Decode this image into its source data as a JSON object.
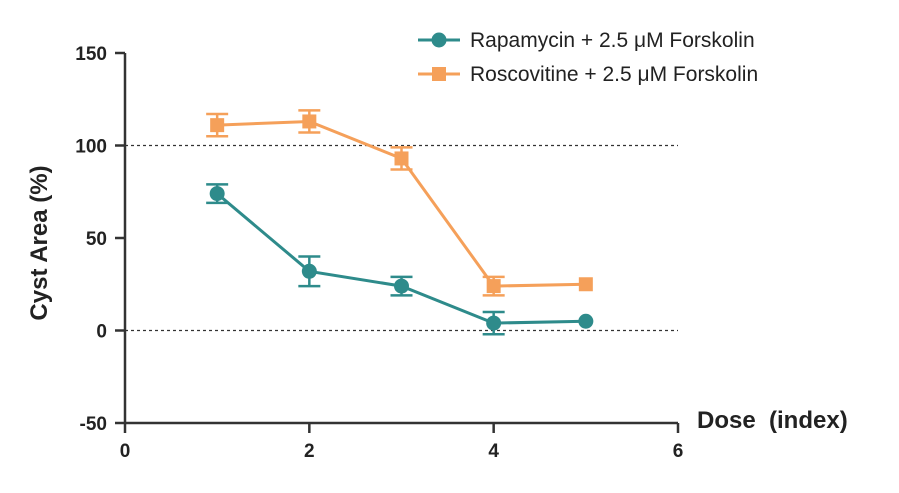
{
  "chart_data": {
    "type": "line",
    "title": "",
    "xlabel": "Dose  (index)",
    "ylabel": "Cyst Area (%)",
    "xlim": [
      0,
      6
    ],
    "ylim": [
      -50,
      150
    ],
    "x_ticks": [
      "0",
      "2",
      "4",
      "6"
    ],
    "y_ticks": [
      "150",
      "100",
      "50",
      "0",
      "-50"
    ],
    "reference_lines": [
      100,
      0
    ],
    "legend_position": "top-right",
    "series": [
      {
        "name": "Rapamycin + 2.5 μM Forskolin",
        "color": "#2e8b8b",
        "marker": "circle",
        "x": [
          1,
          2,
          3,
          4,
          5
        ],
        "y": [
          74,
          32,
          24,
          4,
          5
        ],
        "error": [
          5,
          8,
          5,
          6,
          0
        ]
      },
      {
        "name": "Roscovitine + 2.5 μM Forskolin",
        "color": "#f5a05a",
        "marker": "square",
        "x": [
          1,
          2,
          3,
          4,
          5
        ],
        "y": [
          111,
          113,
          93,
          24,
          25
        ],
        "y_note": "",
        "error": [
          6,
          6,
          6,
          5,
          0
        ]
      }
    ]
  }
}
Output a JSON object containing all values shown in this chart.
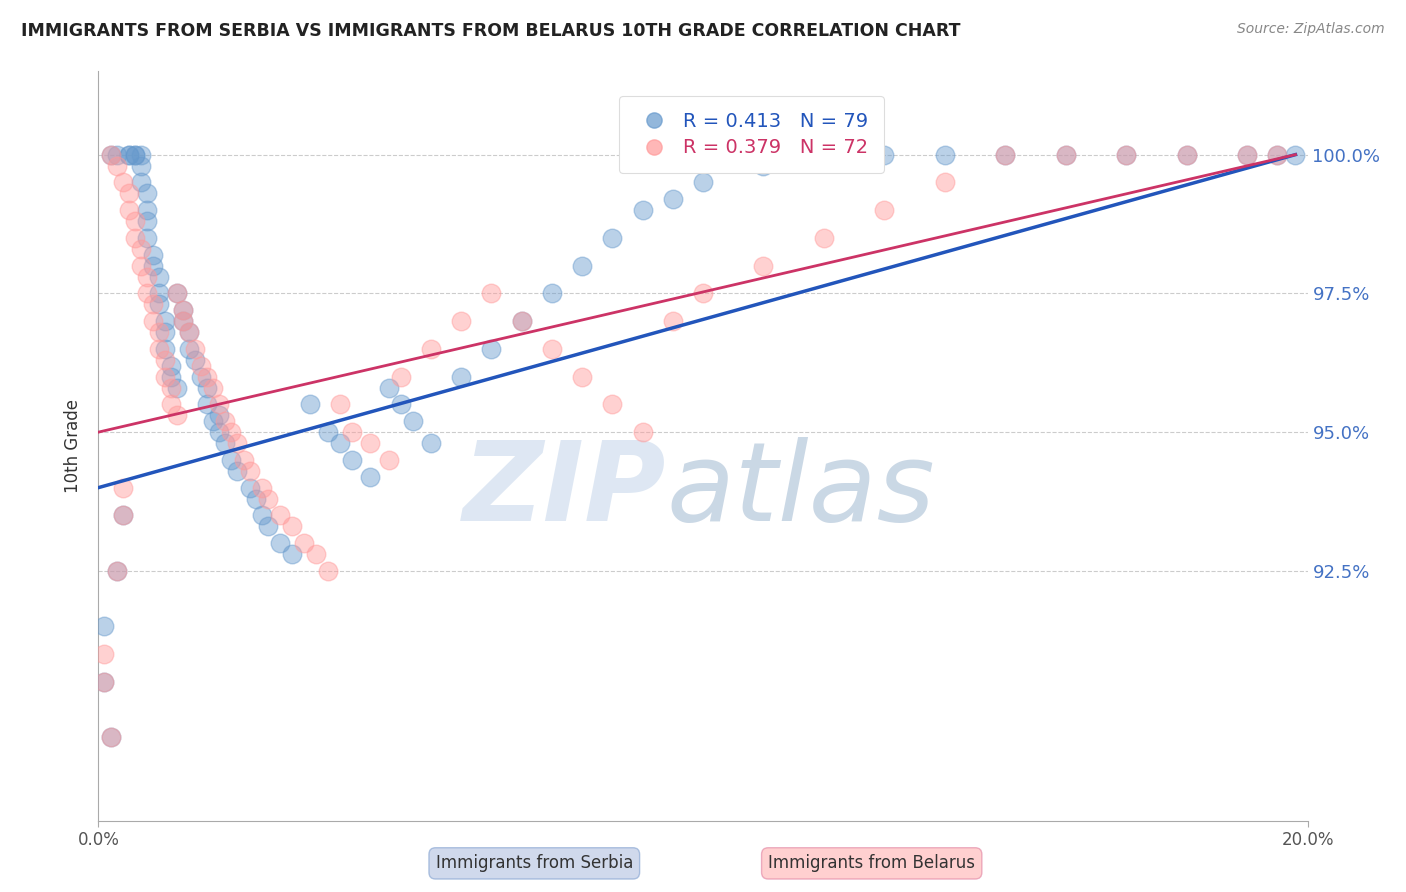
{
  "title": "IMMIGRANTS FROM SERBIA VS IMMIGRANTS FROM BELARUS 10TH GRADE CORRELATION CHART",
  "source": "Source: ZipAtlas.com",
  "ylabel": "10th Grade",
  "yticks": [
    92.5,
    95.0,
    97.5,
    100.0
  ],
  "ytick_labels": [
    "92.5%",
    "95.0%",
    "97.5%",
    "100.0%"
  ],
  "xmin": 0.0,
  "xmax": 0.2,
  "ymin": 88.0,
  "ymax": 101.5,
  "serbia_color": "#6699CC",
  "belarus_color": "#FF9999",
  "serbia_line_color": "#2255BB",
  "belarus_line_color": "#CC3366",
  "serbia_R": 0.413,
  "serbia_N": 79,
  "belarus_R": 0.379,
  "belarus_N": 72,
  "legend_serbia": "Immigrants from Serbia",
  "legend_belarus": "Immigrants from Belarus",
  "watermark_zip": "ZIP",
  "watermark_atlas": "atlas",
  "serbia_x": [
    0.002,
    0.003,
    0.005,
    0.005,
    0.006,
    0.006,
    0.007,
    0.007,
    0.007,
    0.008,
    0.008,
    0.008,
    0.008,
    0.009,
    0.009,
    0.01,
    0.01,
    0.01,
    0.011,
    0.011,
    0.011,
    0.012,
    0.012,
    0.013,
    0.013,
    0.014,
    0.014,
    0.015,
    0.015,
    0.016,
    0.017,
    0.018,
    0.018,
    0.019,
    0.02,
    0.02,
    0.021,
    0.022,
    0.023,
    0.025,
    0.026,
    0.027,
    0.028,
    0.03,
    0.032,
    0.035,
    0.038,
    0.04,
    0.042,
    0.045,
    0.048,
    0.05,
    0.052,
    0.055,
    0.06,
    0.065,
    0.07,
    0.075,
    0.08,
    0.085,
    0.09,
    0.095,
    0.1,
    0.11,
    0.12,
    0.13,
    0.14,
    0.15,
    0.16,
    0.17,
    0.18,
    0.19,
    0.195,
    0.198,
    0.001,
    0.001,
    0.002,
    0.003,
    0.004
  ],
  "serbia_y": [
    100.0,
    100.0,
    100.0,
    100.0,
    100.0,
    100.0,
    100.0,
    99.8,
    99.5,
    99.3,
    99.0,
    98.8,
    98.5,
    98.2,
    98.0,
    97.8,
    97.5,
    97.3,
    97.0,
    96.8,
    96.5,
    96.2,
    96.0,
    95.8,
    97.5,
    97.2,
    97.0,
    96.8,
    96.5,
    96.3,
    96.0,
    95.8,
    95.5,
    95.2,
    95.0,
    95.3,
    94.8,
    94.5,
    94.3,
    94.0,
    93.8,
    93.5,
    93.3,
    93.0,
    92.8,
    95.5,
    95.0,
    94.8,
    94.5,
    94.2,
    95.8,
    95.5,
    95.2,
    94.8,
    96.0,
    96.5,
    97.0,
    97.5,
    98.0,
    98.5,
    99.0,
    99.2,
    99.5,
    99.8,
    100.0,
    100.0,
    100.0,
    100.0,
    100.0,
    100.0,
    100.0,
    100.0,
    100.0,
    100.0,
    91.5,
    90.5,
    89.5,
    92.5,
    93.5
  ],
  "belarus_x": [
    0.002,
    0.003,
    0.004,
    0.005,
    0.005,
    0.006,
    0.006,
    0.007,
    0.007,
    0.008,
    0.008,
    0.009,
    0.009,
    0.01,
    0.01,
    0.011,
    0.011,
    0.012,
    0.012,
    0.013,
    0.013,
    0.014,
    0.014,
    0.015,
    0.016,
    0.017,
    0.018,
    0.019,
    0.02,
    0.021,
    0.022,
    0.023,
    0.024,
    0.025,
    0.027,
    0.028,
    0.03,
    0.032,
    0.034,
    0.036,
    0.038,
    0.04,
    0.042,
    0.045,
    0.048,
    0.05,
    0.055,
    0.06,
    0.065,
    0.07,
    0.075,
    0.08,
    0.085,
    0.09,
    0.095,
    0.1,
    0.11,
    0.12,
    0.13,
    0.14,
    0.15,
    0.16,
    0.17,
    0.18,
    0.19,
    0.195,
    0.001,
    0.001,
    0.002,
    0.003,
    0.004,
    0.004
  ],
  "belarus_y": [
    100.0,
    99.8,
    99.5,
    99.3,
    99.0,
    98.8,
    98.5,
    98.3,
    98.0,
    97.8,
    97.5,
    97.3,
    97.0,
    96.8,
    96.5,
    96.3,
    96.0,
    95.8,
    95.5,
    95.3,
    97.5,
    97.2,
    97.0,
    96.8,
    96.5,
    96.2,
    96.0,
    95.8,
    95.5,
    95.2,
    95.0,
    94.8,
    94.5,
    94.3,
    94.0,
    93.8,
    93.5,
    93.3,
    93.0,
    92.8,
    92.5,
    95.5,
    95.0,
    94.8,
    94.5,
    96.0,
    96.5,
    97.0,
    97.5,
    97.0,
    96.5,
    96.0,
    95.5,
    95.0,
    97.0,
    97.5,
    98.0,
    98.5,
    99.0,
    99.5,
    100.0,
    100.0,
    100.0,
    100.0,
    100.0,
    100.0,
    91.0,
    90.5,
    89.5,
    92.5,
    93.5,
    94.0
  ],
  "serbia_line_x0": 0.0,
  "serbia_line_x1": 0.198,
  "serbia_line_y0": 94.0,
  "serbia_line_y1": 100.0,
  "belarus_line_x0": 0.0,
  "belarus_line_x1": 0.198,
  "belarus_line_y0": 95.0,
  "belarus_line_y1": 100.0
}
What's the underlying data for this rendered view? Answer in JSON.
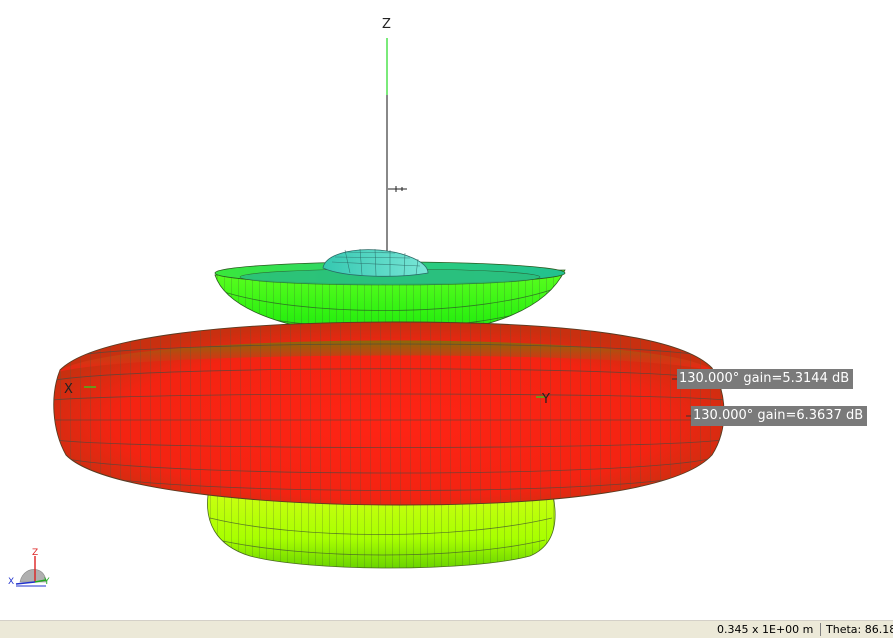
{
  "viewport": {
    "axes": {
      "z": "Z",
      "x": "X",
      "y": "Y"
    },
    "gain_tags": [
      {
        "text": "130.000° gain=5.3144 dB"
      },
      {
        "text": "130.000° gain=6.3637 dB"
      }
    ],
    "triad": {
      "z": "Z",
      "x": "X",
      "y": "Y"
    },
    "colors": {
      "main_lobe": "#ff2a1a",
      "upper_lobe": "#33ff22",
      "lower_lobe": "#b8ff10",
      "top_lobe": "#3cc8c0",
      "mesh": "#5a6a50"
    }
  },
  "statusbar": {
    "scale": "0.345 x 1E+00 m",
    "theta": "Theta: 86.18"
  }
}
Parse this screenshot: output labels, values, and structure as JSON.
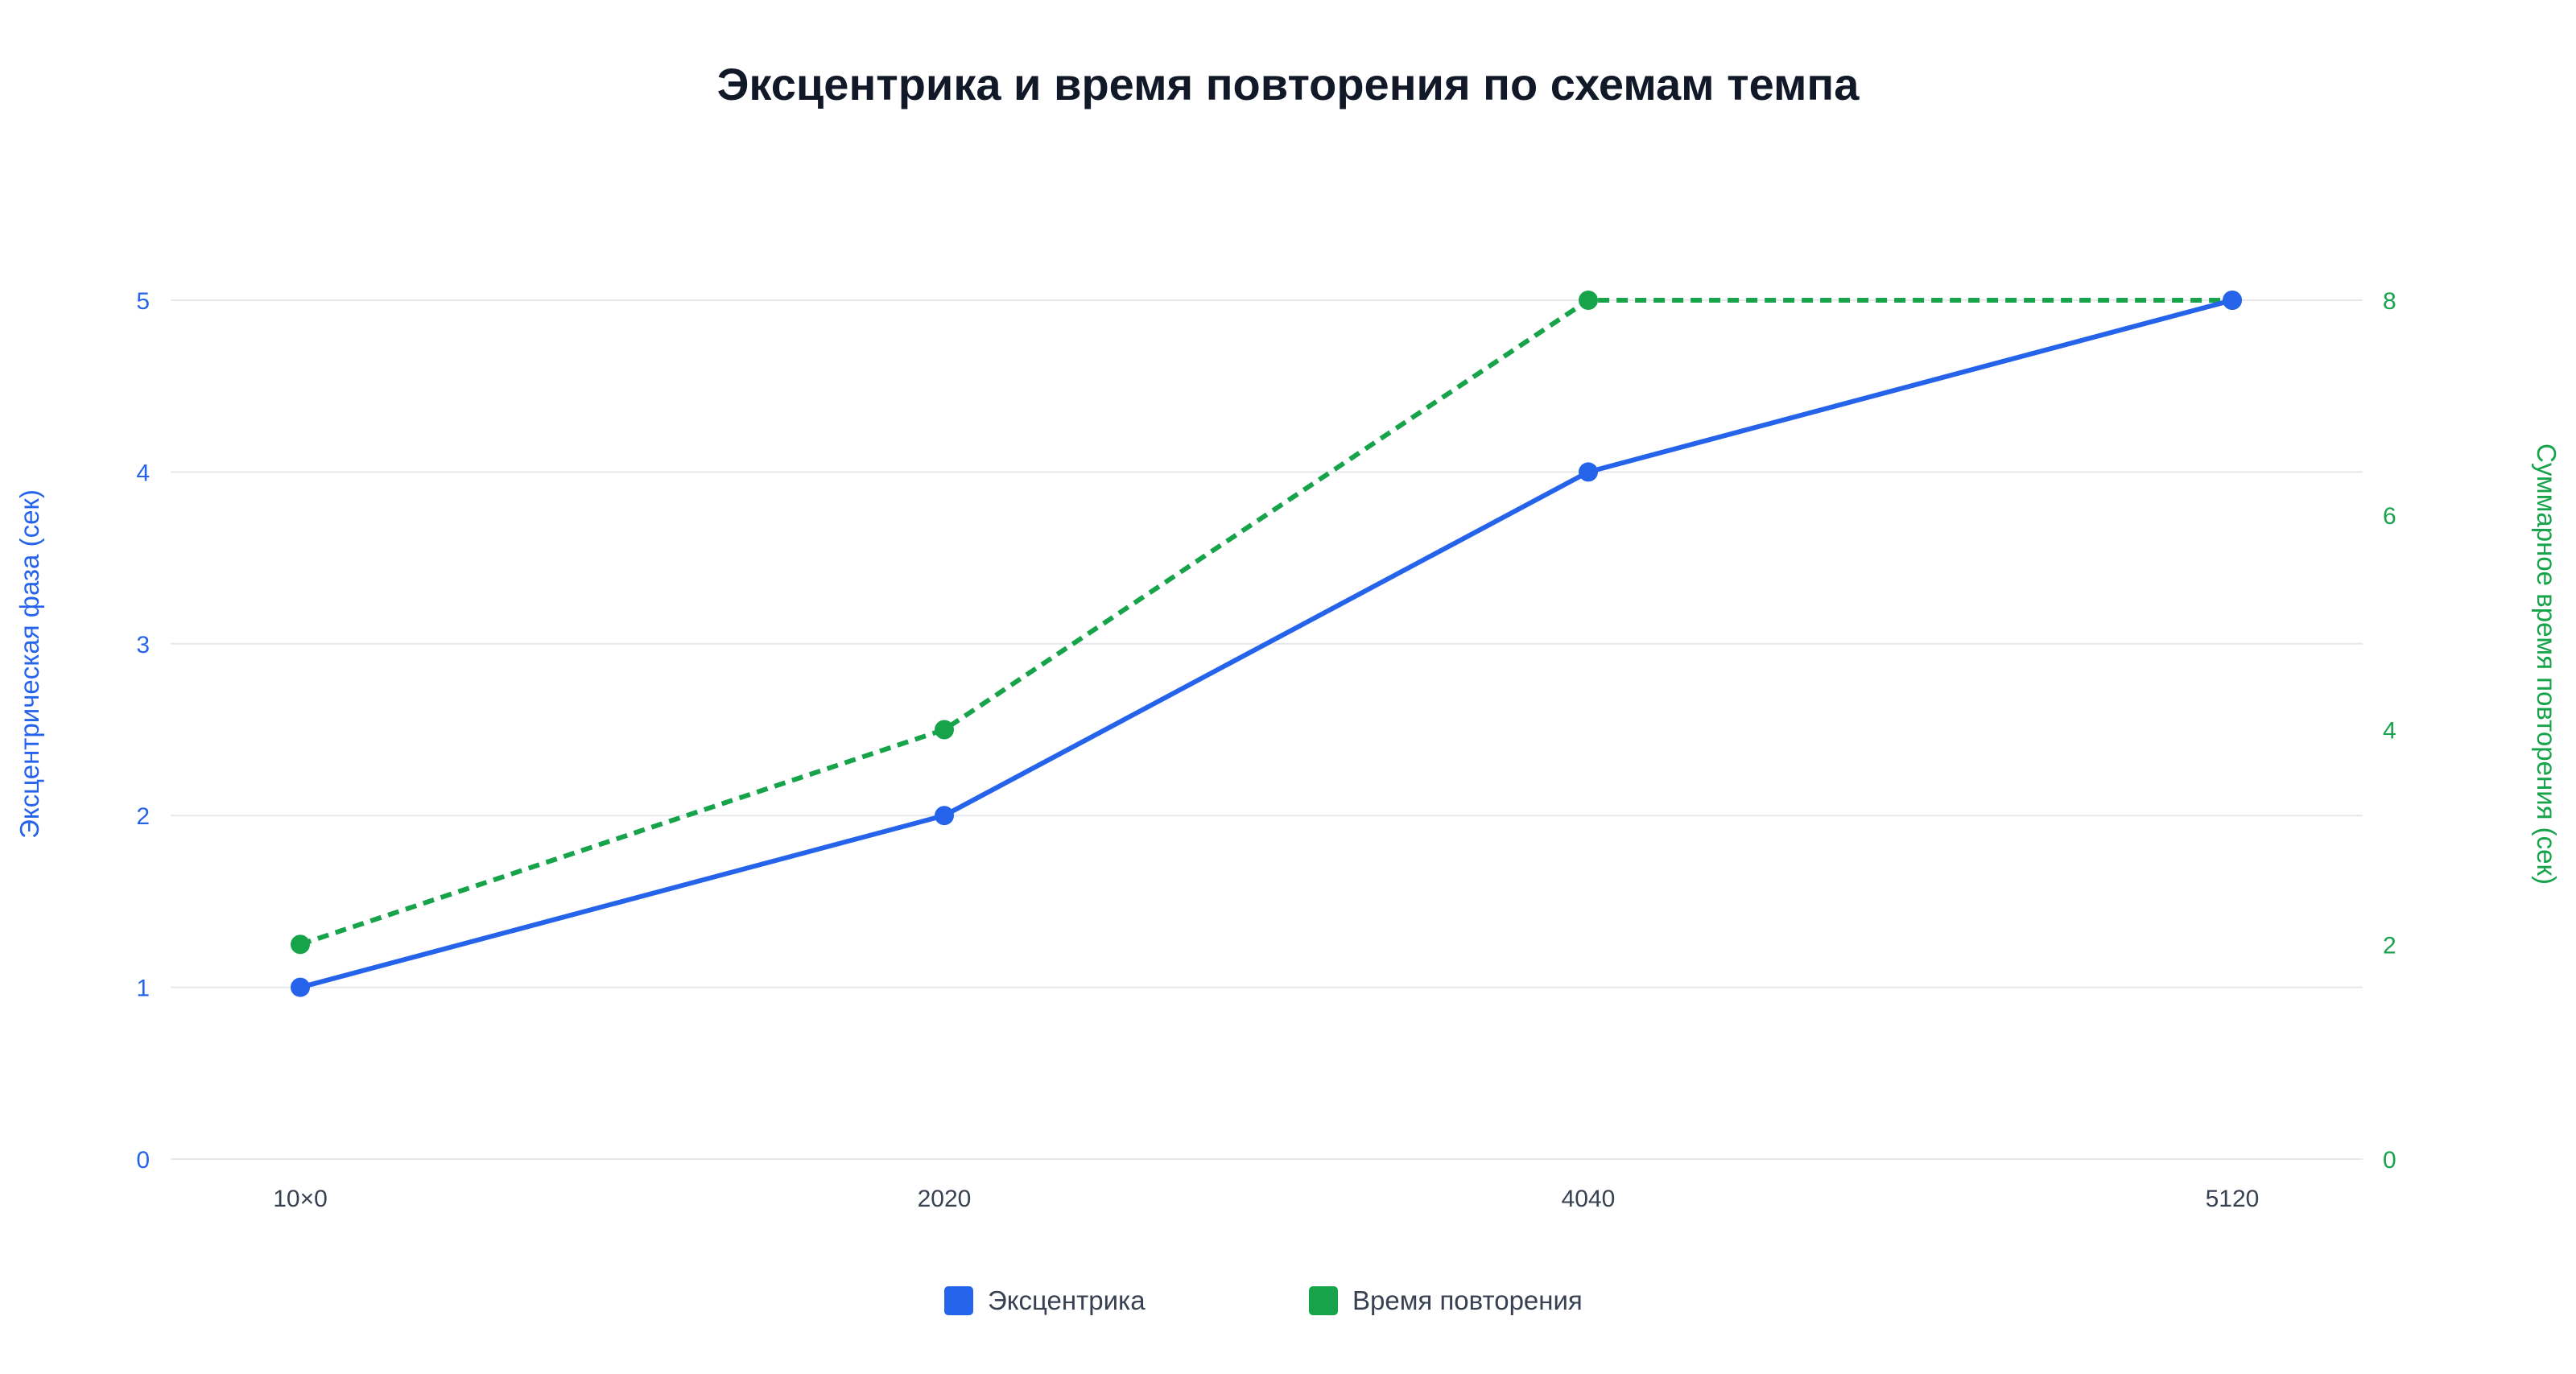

§

Output the span from the line with "What's the underlying" through the last line of the data, inclusive and exact, and omit every picture.

▸ Expected answer
What's the underlying data for this rendered view? Answer in JSON.
{
  "viewport": {
    "axes": {
      "z": "Z",
      "x": "X",
      "y": "Y"
    },
    "gain_tags": [
      {
        "text": "130.000° gain=5.3144 dB"
      },
      {
        "text": "130.000° gain=6.3637 dB"
      }
    ],
    "triad": {
      "z": "Z",
      "x": "X",
      "y": "Y"
    },
    "colors": {
      "main_lobe": "#ff2a1a",
      "upper_lobe": "#33ff22",
      "lower_lobe": "#b8ff10",
      "top_lobe": "#3cc8c0",
      "mesh": "#5a6a50"
    }
  },
  "statusbar": {
    "scale": "0.345 x 1E+00 m",
    "theta": "Theta: 86.18"
  }
}
Parse this screenshot: output labels, values, and structure as JSON.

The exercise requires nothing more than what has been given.